━━━ ITEMS

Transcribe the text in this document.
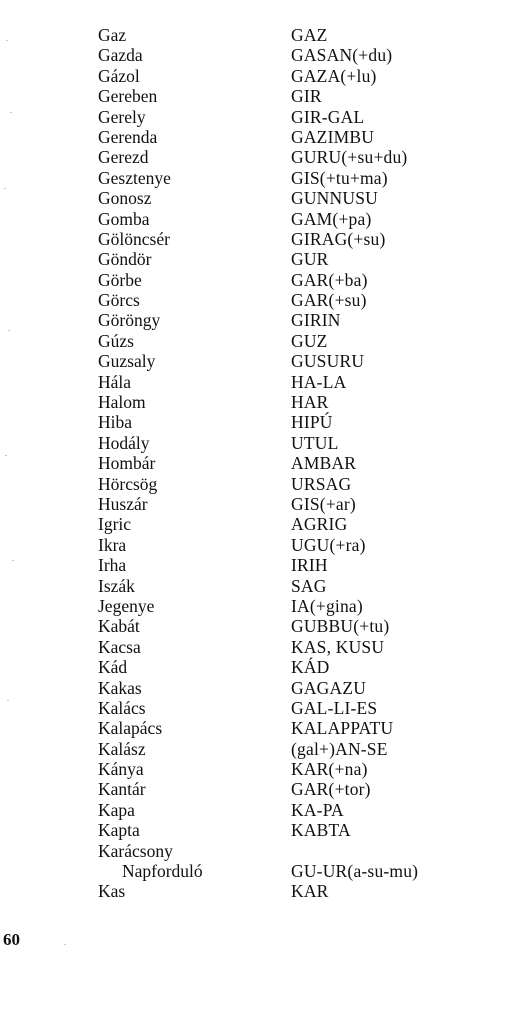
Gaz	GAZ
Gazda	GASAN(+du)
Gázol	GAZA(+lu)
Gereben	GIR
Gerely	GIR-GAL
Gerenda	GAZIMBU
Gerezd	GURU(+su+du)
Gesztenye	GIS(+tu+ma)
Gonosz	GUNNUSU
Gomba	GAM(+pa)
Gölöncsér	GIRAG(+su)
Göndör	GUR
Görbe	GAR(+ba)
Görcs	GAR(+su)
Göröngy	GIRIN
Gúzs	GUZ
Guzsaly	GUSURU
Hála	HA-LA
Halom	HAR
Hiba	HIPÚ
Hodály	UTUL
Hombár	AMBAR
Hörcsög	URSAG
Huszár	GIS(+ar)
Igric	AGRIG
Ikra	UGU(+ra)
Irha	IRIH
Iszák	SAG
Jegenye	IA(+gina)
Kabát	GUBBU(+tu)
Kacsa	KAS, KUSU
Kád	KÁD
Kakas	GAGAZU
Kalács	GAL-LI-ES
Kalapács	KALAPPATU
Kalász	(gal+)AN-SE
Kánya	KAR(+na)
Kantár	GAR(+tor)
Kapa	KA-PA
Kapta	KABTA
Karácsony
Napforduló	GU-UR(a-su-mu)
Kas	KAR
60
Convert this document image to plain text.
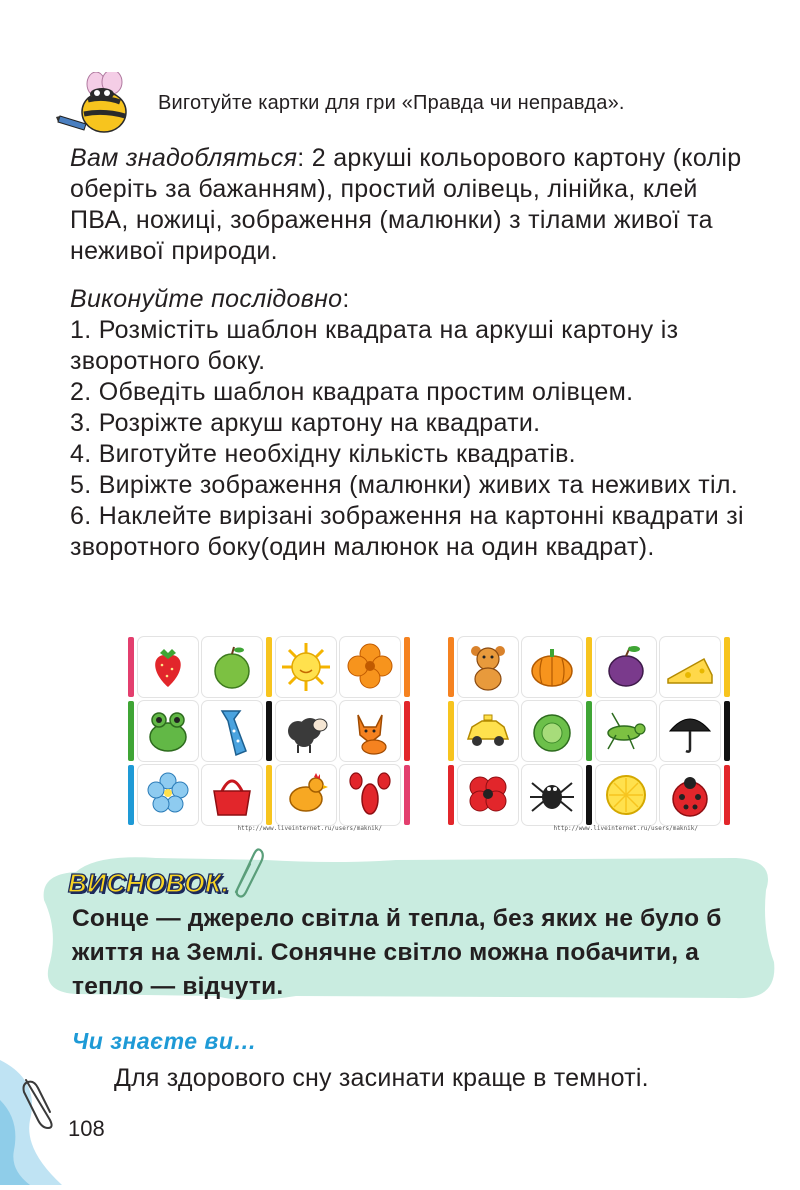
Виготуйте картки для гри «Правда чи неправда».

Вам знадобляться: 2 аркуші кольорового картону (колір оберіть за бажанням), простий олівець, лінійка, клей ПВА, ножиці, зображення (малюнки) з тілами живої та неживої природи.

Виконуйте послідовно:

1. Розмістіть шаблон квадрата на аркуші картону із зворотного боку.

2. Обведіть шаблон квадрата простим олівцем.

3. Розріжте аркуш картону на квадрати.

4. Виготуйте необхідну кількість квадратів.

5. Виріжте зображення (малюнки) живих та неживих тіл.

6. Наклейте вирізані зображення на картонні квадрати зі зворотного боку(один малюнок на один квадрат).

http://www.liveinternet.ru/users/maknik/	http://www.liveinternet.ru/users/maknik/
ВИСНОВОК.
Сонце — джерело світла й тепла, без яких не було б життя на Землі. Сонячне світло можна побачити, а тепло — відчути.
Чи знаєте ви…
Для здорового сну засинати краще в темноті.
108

━━━━━━

**WHAT IS NEEDED**
Every line that holds the string "this" should be returned.

**ANSWER TO THE EXERCISE**
Transcribe the text in this document.
Convert this document image to plain text.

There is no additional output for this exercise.